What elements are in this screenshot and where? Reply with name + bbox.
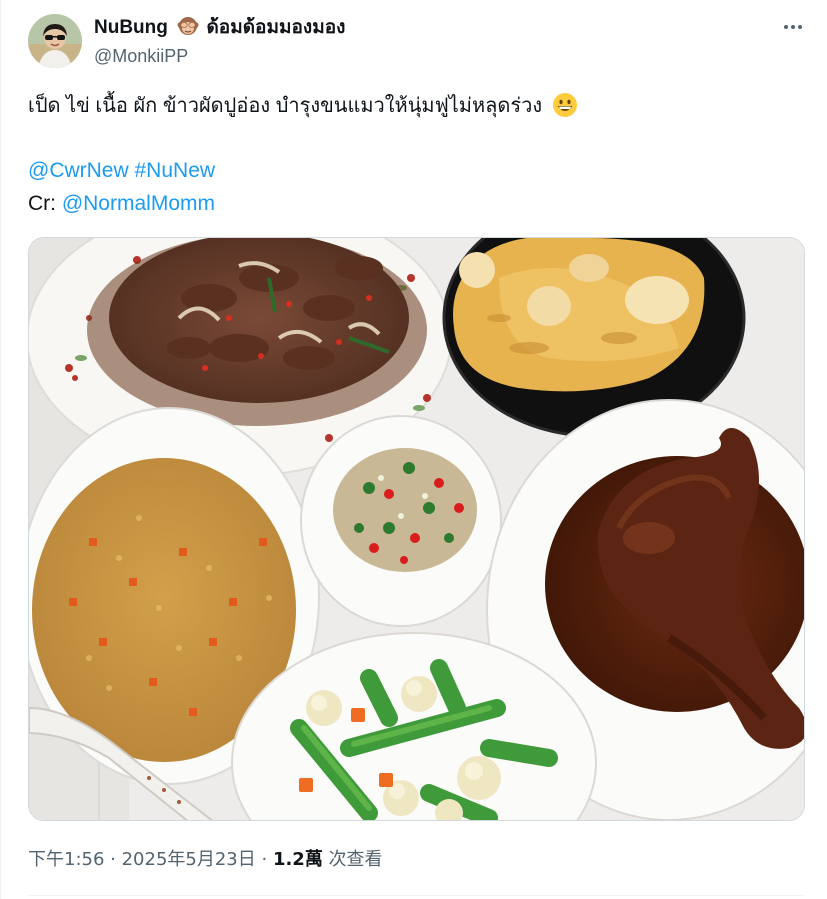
views-count: 1.2萬 [272,849,323,870]
views-label: 次查看 [322,849,383,870]
chili-sauce-bowl [300,415,502,627]
more-dot-icon [784,25,788,29]
credit-prefix: Cr: [28,192,62,215]
more-options-button[interactable] [776,12,810,42]
food-photo-illustration [29,238,804,820]
tweet-text: เป็ด ไข่ เนื้อ ผัก ข้าวผัดปูอ่อง บำรุงขน… [28,91,578,121]
tweet-time[interactable]: 下午1:56 [28,849,104,870]
meta-separator: · [104,849,122,870]
more-dot-icon [791,25,795,29]
metadata-divider [28,895,804,896]
mention-link[interactable]: @CwrNew [28,159,129,182]
see-no-evil-monkey-icon [177,15,199,37]
tweet-date[interactable]: 2025年5月23日 [122,849,256,870]
tweet-metadata: 下午1:56 · 2025年5月23日 · 1.2萬 次查看 [28,847,383,873]
tweet-photo[interactable] [28,237,805,821]
author-avatar[interactable] [28,14,82,68]
author-display-name[interactable]: NuBung ด้อมด้อมมองมอง [94,15,345,41]
author-handle[interactable]: @MonkiiPP [94,44,188,68]
author-name: NuBung [94,17,168,38]
tweet-body: เป็ด ไข่ เนื้อ ผัก ข้าวผัดปูอ่อง บำรุงขน… [28,95,543,117]
meta-separator: · [255,849,273,870]
author-name-suffix: ด้อมด้อมมองมอง [206,17,346,38]
tweet-card: NuBung ด้อมด้อมมองมอง @MonkiiPP เป็ด ไข่… [0,0,827,899]
grinning-face-icon [552,92,578,118]
hashtag-link[interactable]: #NuNew [135,159,216,182]
credit-mention-link[interactable]: @NormalMomm [62,192,215,215]
avatar-image [28,14,82,68]
credit-line: Cr: @NormalMomm [28,188,215,220]
timeline-divider [0,0,1,899]
tag-line: @CwrNew #NuNew [28,155,215,187]
more-dot-icon [798,25,802,29]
================================
Please edit the listing from the line with "views-count: 1.2萬 [272,849,323,870]" through the end, replacing "more-dot-icon" with "overflow-dot-icon" and leaving everything else unchanged.

views-count: 1.2萬 [272,849,323,870]
views-label: 次查看 [322,849,383,870]
chili-sauce-bowl [300,415,502,627]
overflow-dot-icon [784,25,788,29]
credit-prefix: Cr: [28,192,62,215]
more-options-button[interactable] [776,12,810,42]
food-photo-illustration [29,238,804,820]
tweet-text: เป็ด ไข่ เนื้อ ผัก ข้าวผัดปูอ่อง บำรุงขน… [28,91,578,121]
tweet-time[interactable]: 下午1:56 [28,849,104,870]
meta-separator: · [104,849,122,870]
overflow-dot-icon [791,25,795,29]
metadata-divider [28,895,804,896]
mention-link[interactable]: @CwrNew [28,159,129,182]
see-no-evil-monkey-icon [177,15,199,37]
tweet-date[interactable]: 2025年5月23日 [122,849,256,870]
tweet-metadata: 下午1:56 · 2025年5月23日 · 1.2萬 次查看 [28,847,383,873]
tweet-photo[interactable] [28,237,805,821]
author-avatar[interactable] [28,14,82,68]
author-display-name[interactable]: NuBung ด้อมด้อมมองมอง [94,15,345,41]
author-handle[interactable]: @MonkiiPP [94,44,188,68]
author-name: NuBung [94,17,168,38]
tweet-body: เป็ด ไข่ เนื้อ ผัก ข้าวผัดปูอ่อง บำรุงขน… [28,95,543,117]
meta-separator: · [255,849,273,870]
author-name-suffix: ด้อมด้อมมองมอง [206,17,346,38]
tweet-card: NuBung ด้อมด้อมมองมอง @MonkiiPP เป็ด ไข่… [0,0,827,899]
grinning-face-icon [552,92,578,118]
hashtag-link[interactable]: #NuNew [135,159,216,182]
credit-mention-link[interactable]: @NormalMomm [62,192,215,215]
avatar-image [28,14,82,68]
credit-line: Cr: @NormalMomm [28,188,215,220]
timeline-divider [0,0,1,899]
tag-line: @CwrNew #NuNew [28,155,215,187]
overflow-dot-icon [798,25,802,29]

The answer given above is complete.